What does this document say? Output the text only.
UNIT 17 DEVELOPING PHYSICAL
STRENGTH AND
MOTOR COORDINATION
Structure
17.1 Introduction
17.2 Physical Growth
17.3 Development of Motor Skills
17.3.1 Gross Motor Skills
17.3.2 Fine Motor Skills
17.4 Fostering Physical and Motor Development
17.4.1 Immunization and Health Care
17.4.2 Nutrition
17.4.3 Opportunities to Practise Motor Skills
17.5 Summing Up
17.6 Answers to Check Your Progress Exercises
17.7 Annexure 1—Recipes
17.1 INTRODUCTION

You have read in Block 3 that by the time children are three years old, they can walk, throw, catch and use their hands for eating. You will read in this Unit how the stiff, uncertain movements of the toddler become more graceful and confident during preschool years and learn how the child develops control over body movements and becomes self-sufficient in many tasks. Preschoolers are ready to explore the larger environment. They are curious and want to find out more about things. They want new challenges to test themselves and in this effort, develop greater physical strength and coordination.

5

+ + + + + + +

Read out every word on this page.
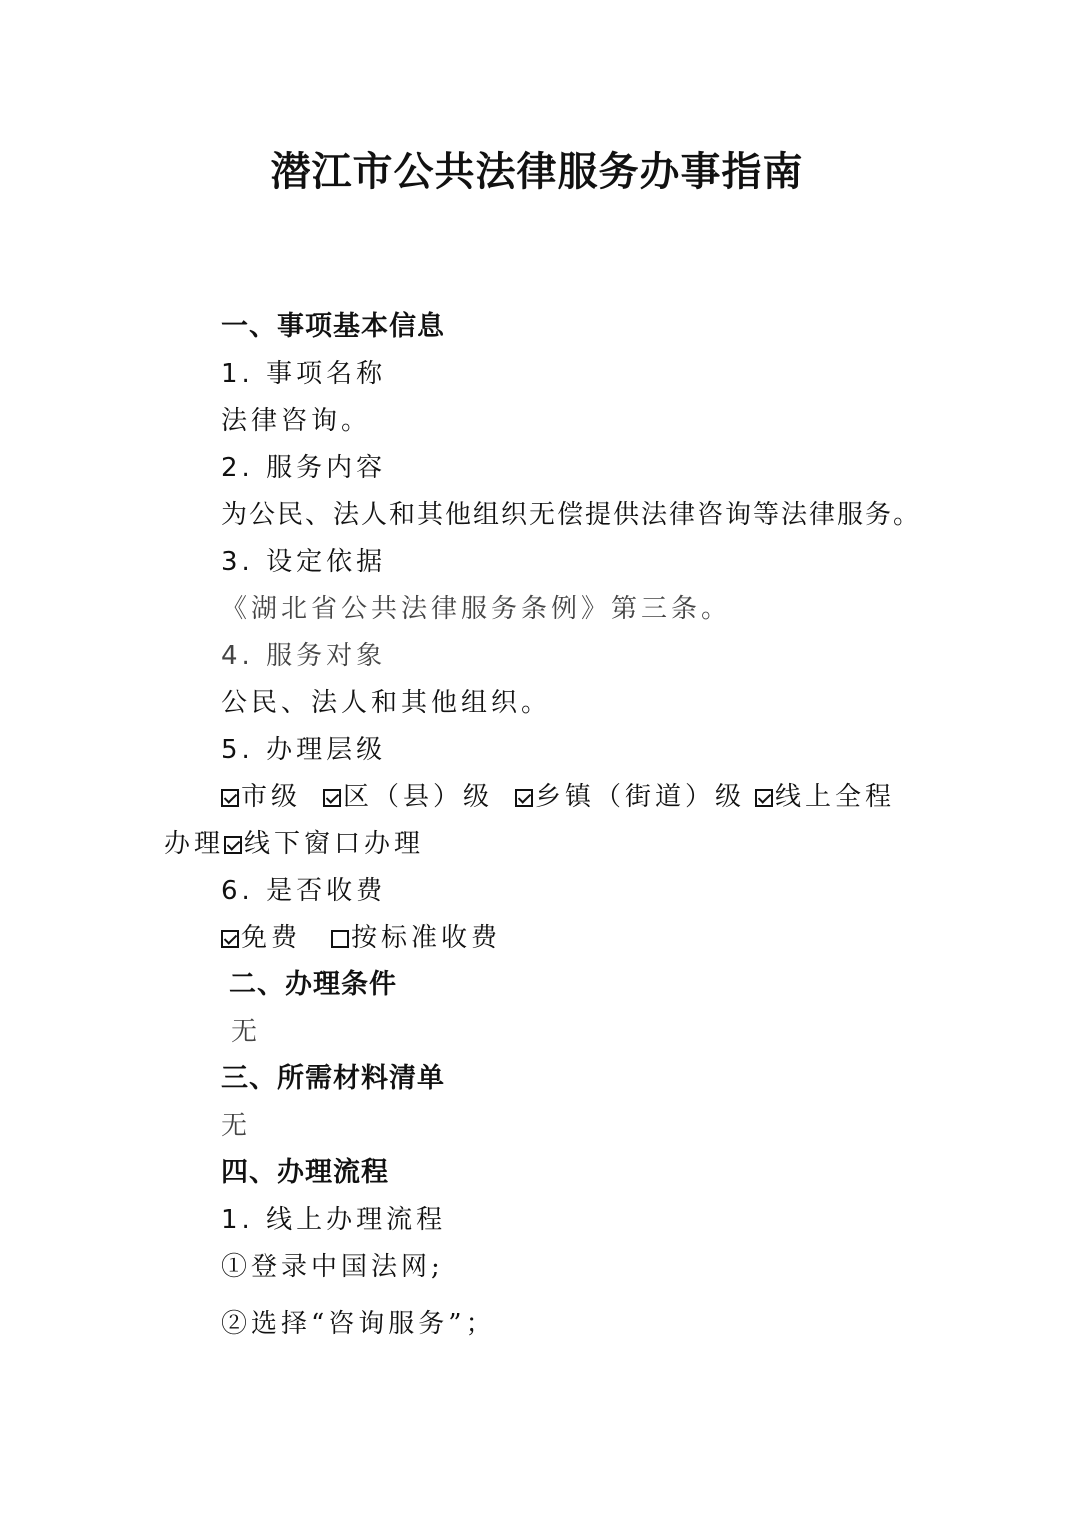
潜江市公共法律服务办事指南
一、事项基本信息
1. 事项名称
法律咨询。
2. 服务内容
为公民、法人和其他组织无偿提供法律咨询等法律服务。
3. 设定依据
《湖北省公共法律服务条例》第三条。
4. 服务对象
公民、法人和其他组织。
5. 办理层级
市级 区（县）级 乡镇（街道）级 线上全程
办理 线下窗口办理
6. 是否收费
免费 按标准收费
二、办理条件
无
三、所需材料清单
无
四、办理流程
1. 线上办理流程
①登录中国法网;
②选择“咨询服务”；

+ + + + + + +

Among the lines of the material, find those that hold the word "Development" and copy them.

17.3 Development of Motor Skills
17.4 Fostering Physical and Motor Development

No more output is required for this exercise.